--- TASK DETAILS ---
Repeat all the material exactly; pictures stay out of your copy.

Dataset items
□ □ □
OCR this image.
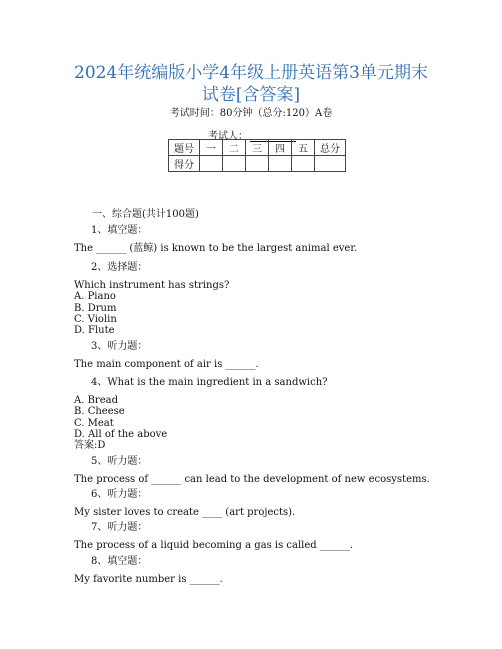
2024年统编版小学4年级上册英语第3单元期末
试卷[含答案]
考试时间：80分钟（总分:120）A卷
考试人：
题号	一	二	三	四	五	总分
得分						
一、综合题(共计100题)
1、填空题：
The ______ (蓝鲸) is known to be the largest animal ever.
2、选择题：
Which instrument has strings?
A. Piano
B. Drum
C. Violin
D. Flute
3、听力题：
The main component of air is ______.
4、What is the main ingredient in a sandwich?
A. Bread
B. Cheese
C. Meat
D. All of the above
答案:D
5、听力题：
The process of ______ can lead to the development of new ecosystems.
6、听力题：
My sister loves to create ____ (art projects).
7、听力题：
The process of a liquid becoming a gas is called ______.
8、填空题：
My favorite number is ______.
□ □ □
--- EXPECTED ANSWER ---
OCR this image.
2024年统编版小学4年级上册英语第3单元期末
试卷[含答案]
考试时间：80分钟（总分:120）A卷
考试人：
题号	一	二	三	四	五	总分
得分						
一、综合题(共计100题)
1、填空题：
The ______ (蓝鲸) is known to be the largest animal ever.
2、选择题：
Which instrument has strings?
A. Piano
B. Drum
C. Violin
D. Flute
3、听力题：
The main component of air is ______.
4、What is the main ingredient in a sandwich?
A. Bread
B. Cheese
C. Meat
D. All of the above
答案:D
5、听力题：
The process of ______ can lead to the development of new ecosystems.
6、听力题：
My sister loves to create ____ (art projects).
7、听力题：
The process of a liquid becoming a gas is called ______.
8、填空题：
My favorite number is ______.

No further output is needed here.